Assemble all lines in which the string "analytics" appears.

Data entries:
┌────────

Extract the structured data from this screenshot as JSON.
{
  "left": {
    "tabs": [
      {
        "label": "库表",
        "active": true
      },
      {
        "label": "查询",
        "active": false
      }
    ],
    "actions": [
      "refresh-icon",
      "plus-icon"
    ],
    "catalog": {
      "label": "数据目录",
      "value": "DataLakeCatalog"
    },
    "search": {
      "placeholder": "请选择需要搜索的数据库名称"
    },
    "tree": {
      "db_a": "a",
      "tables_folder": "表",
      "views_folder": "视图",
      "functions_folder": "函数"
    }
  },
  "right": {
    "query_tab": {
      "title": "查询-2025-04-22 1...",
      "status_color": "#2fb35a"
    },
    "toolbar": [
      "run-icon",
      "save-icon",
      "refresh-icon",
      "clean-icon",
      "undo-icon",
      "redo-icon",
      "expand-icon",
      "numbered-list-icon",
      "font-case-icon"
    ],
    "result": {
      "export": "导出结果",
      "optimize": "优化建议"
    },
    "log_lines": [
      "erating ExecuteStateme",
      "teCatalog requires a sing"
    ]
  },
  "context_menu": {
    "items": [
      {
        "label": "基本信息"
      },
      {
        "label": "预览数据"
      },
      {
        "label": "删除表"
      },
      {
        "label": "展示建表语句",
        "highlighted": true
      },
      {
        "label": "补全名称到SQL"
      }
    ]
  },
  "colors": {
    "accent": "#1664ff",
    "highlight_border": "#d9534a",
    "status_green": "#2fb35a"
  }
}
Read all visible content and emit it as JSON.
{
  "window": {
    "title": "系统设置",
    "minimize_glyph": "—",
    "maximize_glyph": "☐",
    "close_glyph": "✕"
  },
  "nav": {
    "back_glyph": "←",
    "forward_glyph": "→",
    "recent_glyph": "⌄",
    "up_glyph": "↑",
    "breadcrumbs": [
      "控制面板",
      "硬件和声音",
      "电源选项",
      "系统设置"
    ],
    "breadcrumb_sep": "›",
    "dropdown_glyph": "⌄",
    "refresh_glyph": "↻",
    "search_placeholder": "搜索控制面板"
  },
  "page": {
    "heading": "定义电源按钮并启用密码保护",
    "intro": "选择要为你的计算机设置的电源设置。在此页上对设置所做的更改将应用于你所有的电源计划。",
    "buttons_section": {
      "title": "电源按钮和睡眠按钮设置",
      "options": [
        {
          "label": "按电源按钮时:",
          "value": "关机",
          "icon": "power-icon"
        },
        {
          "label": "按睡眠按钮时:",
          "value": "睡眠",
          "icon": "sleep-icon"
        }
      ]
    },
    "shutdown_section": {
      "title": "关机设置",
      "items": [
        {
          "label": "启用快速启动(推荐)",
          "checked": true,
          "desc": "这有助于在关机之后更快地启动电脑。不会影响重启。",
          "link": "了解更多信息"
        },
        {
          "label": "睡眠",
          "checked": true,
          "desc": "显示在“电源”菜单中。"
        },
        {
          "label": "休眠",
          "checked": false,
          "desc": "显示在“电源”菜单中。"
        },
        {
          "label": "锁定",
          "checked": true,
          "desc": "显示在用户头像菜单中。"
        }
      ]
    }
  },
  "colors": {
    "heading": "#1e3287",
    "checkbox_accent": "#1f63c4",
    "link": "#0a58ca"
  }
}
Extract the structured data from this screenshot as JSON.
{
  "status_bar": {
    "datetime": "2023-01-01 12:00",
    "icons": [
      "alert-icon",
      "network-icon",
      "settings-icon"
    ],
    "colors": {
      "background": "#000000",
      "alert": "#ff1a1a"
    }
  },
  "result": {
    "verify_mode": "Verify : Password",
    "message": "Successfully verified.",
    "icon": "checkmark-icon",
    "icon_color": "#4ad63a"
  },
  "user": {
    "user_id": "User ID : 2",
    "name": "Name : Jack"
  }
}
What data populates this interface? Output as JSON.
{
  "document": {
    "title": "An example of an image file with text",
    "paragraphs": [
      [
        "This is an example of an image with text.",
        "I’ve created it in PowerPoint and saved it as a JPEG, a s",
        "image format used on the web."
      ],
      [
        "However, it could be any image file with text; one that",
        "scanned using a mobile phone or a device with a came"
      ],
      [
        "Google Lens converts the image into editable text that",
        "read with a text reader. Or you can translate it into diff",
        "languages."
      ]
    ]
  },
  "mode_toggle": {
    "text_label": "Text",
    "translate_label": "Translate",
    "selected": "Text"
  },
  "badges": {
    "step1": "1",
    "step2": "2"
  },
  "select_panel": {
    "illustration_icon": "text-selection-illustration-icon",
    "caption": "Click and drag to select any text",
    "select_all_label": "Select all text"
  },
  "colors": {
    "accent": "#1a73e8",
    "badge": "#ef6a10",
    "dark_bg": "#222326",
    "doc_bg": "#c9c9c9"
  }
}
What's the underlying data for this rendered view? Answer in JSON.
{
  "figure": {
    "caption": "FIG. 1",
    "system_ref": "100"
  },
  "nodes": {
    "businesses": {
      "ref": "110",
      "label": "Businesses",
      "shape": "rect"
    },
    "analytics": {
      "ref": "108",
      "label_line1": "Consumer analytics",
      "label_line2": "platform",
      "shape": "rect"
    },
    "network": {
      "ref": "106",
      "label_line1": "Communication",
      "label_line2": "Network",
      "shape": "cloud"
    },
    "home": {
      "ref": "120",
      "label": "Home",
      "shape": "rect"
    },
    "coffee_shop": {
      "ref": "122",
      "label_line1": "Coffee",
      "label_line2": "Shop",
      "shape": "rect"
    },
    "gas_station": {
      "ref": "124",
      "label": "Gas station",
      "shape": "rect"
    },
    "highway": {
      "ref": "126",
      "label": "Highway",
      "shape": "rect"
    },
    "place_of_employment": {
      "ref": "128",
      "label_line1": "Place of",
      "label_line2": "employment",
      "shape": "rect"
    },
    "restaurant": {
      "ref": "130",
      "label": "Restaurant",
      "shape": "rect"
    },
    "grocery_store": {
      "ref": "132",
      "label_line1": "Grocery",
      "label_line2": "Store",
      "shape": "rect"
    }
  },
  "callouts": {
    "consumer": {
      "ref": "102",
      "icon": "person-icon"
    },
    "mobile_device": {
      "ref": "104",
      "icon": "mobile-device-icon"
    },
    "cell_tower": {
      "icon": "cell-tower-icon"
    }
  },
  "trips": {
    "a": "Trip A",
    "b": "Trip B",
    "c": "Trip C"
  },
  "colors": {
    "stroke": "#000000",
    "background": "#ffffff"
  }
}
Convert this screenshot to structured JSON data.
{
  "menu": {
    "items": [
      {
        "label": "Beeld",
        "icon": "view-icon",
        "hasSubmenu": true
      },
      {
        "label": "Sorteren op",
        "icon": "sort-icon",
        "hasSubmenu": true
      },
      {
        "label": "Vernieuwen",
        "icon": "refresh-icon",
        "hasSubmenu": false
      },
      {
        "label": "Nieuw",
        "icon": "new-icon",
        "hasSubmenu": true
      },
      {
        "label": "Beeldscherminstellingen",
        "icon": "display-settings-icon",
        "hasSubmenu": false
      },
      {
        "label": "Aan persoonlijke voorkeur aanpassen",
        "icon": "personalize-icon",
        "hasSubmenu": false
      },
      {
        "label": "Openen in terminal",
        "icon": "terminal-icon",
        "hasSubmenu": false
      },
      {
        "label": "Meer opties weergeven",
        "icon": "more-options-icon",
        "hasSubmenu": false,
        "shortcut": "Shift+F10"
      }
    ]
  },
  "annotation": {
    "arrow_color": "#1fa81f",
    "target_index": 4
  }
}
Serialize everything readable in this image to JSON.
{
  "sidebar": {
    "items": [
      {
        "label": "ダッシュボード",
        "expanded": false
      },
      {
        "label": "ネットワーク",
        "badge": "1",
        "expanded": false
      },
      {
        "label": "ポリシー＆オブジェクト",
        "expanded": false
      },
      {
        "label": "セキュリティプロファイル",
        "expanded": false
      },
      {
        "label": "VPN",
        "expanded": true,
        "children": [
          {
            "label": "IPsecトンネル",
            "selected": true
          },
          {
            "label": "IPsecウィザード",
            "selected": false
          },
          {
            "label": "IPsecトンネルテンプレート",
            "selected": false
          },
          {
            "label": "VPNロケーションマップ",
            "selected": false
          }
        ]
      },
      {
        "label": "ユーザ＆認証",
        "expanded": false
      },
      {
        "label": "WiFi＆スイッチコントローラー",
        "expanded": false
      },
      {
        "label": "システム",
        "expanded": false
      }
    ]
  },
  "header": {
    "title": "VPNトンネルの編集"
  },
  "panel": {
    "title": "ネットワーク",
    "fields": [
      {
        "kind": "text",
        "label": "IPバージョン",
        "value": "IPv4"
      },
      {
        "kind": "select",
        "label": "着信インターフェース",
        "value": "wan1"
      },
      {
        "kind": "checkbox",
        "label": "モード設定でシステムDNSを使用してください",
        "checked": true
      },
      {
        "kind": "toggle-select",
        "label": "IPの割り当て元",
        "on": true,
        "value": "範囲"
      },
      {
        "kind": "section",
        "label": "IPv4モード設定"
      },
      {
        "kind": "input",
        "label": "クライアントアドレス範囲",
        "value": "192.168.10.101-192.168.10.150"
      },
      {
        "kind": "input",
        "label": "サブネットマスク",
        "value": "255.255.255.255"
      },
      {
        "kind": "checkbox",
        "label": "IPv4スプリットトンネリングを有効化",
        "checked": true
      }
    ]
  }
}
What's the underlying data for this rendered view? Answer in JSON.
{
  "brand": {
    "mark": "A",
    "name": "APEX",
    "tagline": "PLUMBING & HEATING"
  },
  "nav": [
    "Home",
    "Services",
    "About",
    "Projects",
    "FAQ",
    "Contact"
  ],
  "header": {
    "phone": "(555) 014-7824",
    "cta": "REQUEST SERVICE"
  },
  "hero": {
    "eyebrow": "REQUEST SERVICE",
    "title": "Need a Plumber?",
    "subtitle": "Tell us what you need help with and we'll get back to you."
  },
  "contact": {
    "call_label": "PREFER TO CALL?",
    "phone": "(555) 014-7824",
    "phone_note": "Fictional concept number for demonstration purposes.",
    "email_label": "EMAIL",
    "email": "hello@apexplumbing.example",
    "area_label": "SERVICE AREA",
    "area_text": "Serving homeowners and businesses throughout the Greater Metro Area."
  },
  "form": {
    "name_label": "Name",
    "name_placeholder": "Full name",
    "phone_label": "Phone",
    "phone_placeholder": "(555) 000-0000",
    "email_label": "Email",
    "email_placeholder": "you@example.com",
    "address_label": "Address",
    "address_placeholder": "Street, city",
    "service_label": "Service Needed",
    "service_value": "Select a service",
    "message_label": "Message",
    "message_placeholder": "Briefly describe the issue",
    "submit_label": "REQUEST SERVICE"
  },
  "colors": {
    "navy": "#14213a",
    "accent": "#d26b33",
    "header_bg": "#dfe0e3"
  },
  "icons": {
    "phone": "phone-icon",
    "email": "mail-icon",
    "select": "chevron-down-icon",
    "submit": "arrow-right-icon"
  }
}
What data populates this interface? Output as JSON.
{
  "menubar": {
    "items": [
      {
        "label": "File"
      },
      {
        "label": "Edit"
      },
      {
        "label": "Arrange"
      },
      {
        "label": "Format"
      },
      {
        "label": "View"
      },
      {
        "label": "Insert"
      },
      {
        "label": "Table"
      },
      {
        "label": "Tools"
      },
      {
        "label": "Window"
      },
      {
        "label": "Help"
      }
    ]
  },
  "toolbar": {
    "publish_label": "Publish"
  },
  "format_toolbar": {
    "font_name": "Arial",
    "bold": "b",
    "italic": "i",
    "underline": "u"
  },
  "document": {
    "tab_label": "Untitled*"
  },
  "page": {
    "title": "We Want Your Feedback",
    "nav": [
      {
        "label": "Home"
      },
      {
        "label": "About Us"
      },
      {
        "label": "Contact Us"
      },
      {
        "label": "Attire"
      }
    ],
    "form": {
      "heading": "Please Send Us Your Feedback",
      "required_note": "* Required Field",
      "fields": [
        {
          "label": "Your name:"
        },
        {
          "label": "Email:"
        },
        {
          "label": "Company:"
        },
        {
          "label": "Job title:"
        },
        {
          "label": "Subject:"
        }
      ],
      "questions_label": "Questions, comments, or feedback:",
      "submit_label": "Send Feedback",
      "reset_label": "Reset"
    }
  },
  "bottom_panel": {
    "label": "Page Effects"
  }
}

└────────

Full output:
    "analytics": {
      "label_line1": "Consumer analytics",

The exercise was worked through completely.